WRITTEN EXERCISE:
Repeat all entries exactly.

• • •

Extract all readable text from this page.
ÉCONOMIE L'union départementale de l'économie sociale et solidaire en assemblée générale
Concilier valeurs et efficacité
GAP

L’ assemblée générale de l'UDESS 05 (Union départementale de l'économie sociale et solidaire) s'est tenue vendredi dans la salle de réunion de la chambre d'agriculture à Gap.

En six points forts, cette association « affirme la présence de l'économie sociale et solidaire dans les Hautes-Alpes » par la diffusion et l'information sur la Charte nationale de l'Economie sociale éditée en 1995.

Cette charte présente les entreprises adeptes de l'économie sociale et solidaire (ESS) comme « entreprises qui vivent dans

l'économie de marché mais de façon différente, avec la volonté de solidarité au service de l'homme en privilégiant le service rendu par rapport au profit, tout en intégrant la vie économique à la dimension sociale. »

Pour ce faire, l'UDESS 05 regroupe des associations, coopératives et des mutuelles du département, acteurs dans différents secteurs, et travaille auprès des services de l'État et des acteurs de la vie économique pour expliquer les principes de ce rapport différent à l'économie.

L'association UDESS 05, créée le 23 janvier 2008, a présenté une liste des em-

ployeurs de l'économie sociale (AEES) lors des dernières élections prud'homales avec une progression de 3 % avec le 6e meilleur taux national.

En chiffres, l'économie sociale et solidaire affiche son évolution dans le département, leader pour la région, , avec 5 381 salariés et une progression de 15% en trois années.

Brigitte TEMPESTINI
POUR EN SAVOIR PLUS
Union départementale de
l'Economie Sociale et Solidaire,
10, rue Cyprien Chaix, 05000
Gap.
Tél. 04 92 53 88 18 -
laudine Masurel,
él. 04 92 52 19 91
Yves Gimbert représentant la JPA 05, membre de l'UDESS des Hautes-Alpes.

• • •

CORRECT OUTPUT:
Extract all readable text from this page.
ÉCONOMIE L'union départementale de l'économie sociale et solidaire en assemblée générale
Concilier valeurs et efficacité
GAP

L’ assemblée générale de l'UDESS 05 (Union départementale de l'économie sociale et solidaire) s'est tenue vendredi dans la salle de réunion de la chambre d'agriculture à Gap.

En six points forts, cette association « affirme la présence de l'économie sociale et solidaire dans les Hautes-Alpes » par la diffusion et l'information sur la Charte nationale de l'Economie sociale éditée en 1995.

Cette charte présente les entreprises adeptes de l'économie sociale et solidaire (ESS) comme « entreprises qui vivent dans

l'économie de marché mais de façon différente, avec la volonté de solidarité au service de l'homme en privilégiant le service rendu par rapport au profit, tout en intégrant la vie économique à la dimension sociale. »

Pour ce faire, l'UDESS 05 regroupe des associations, coopératives et des mutuelles du département, acteurs dans différents secteurs, et travaille auprès des services de l'État et des acteurs de la vie économique pour expliquer les principes de ce rapport différent à l'économie.

L'association UDESS 05, créée le 23 janvier 2008, a présenté une liste des em-

ployeurs de l'économie sociale (AEES) lors des dernières élections prud'homales avec une progression de 3 % avec le 6e meilleur taux national.

En chiffres, l'économie sociale et solidaire affiche son évolution dans le département, leader pour la région, , avec 5 381 salariés et une progression de 15% en trois années.

Brigitte TEMPESTINI
POUR EN SAVOIR PLUS
Union départementale de
l'Economie Sociale et Solidaire,
10, rue Cyprien Chaix, 05000
Gap.
Tél. 04 92 53 88 18 -
laudine Masurel,
él. 04 92 52 19 91
Yves Gimbert représentant la JPA 05, membre de l'UDESS des Hautes-Alpes.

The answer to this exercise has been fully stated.